### PROVIDED DATA ###

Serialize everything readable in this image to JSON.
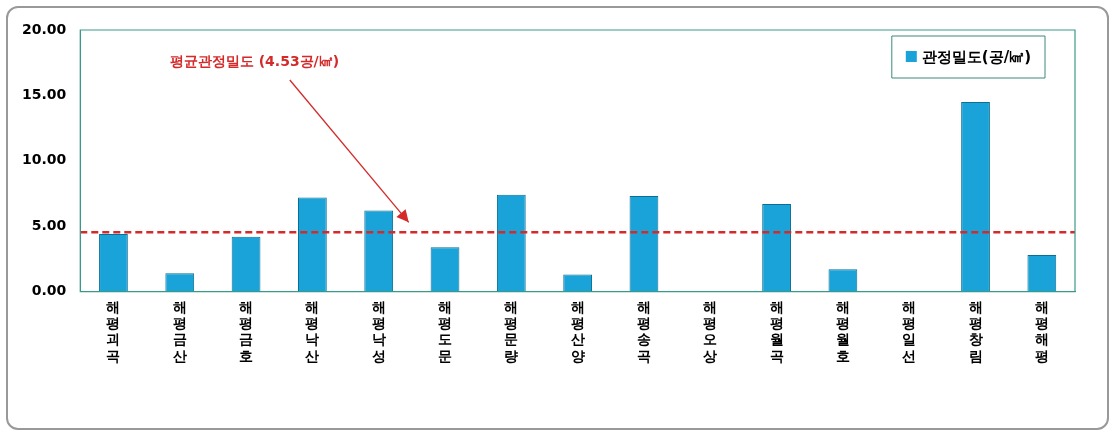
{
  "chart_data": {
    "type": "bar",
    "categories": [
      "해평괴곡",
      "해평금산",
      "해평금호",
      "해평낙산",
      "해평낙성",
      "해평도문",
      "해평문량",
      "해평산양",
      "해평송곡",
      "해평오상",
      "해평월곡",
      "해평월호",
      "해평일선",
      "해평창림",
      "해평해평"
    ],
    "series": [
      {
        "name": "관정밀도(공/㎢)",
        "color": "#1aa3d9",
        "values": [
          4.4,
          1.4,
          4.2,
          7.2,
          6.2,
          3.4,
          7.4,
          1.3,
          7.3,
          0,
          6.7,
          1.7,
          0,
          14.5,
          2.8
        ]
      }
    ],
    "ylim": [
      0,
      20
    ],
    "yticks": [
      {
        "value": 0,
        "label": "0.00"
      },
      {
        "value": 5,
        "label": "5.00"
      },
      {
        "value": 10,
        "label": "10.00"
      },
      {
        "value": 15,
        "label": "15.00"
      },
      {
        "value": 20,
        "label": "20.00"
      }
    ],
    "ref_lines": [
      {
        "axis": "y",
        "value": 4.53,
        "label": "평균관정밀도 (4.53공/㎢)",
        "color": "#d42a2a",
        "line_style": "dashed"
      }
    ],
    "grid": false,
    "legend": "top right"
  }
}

###

• [CHALLENGE]
Write out all the entries word for word, but skip any images.

• [SOLUTION]
Serialize everything readable in this image to JSON.
{
  "chart_data": {
    "type": "bar",
    "categories": [
      "해평괴곡",
      "해평금산",
      "해평금호",
      "해평낙산",
      "해평낙성",
      "해평도문",
      "해평문량",
      "해평산양",
      "해평송곡",
      "해평오상",
      "해평월곡",
      "해평월호",
      "해평일선",
      "해평창림",
      "해평해평"
    ],
    "series": [
      {
        "name": "관정밀도(공/㎢)",
        "color": "#1aa3d9",
        "values": [
          4.4,
          1.4,
          4.2,
          7.2,
          6.2,
          3.4,
          7.4,
          1.3,
          7.3,
          0,
          6.7,
          1.7,
          0,
          14.5,
          2.8
        ]
      }
    ],
    "ylim": [
      0,
      20
    ],
    "yticks": [
      {
        "value": 0,
        "label": "0.00"
      },
      {
        "value": 5,
        "label": "5.00"
      },
      {
        "value": 10,
        "label": "10.00"
      },
      {
        "value": 15,
        "label": "15.00"
      },
      {
        "value": 20,
        "label": "20.00"
      }
    ],
    "ref_lines": [
      {
        "axis": "y",
        "value": 4.53,
        "label": "평균관정밀도 (4.53공/㎢)",
        "color": "#d42a2a",
        "line_style": "dashed"
      }
    ],
    "grid": false,
    "legend": "top right"
  }
}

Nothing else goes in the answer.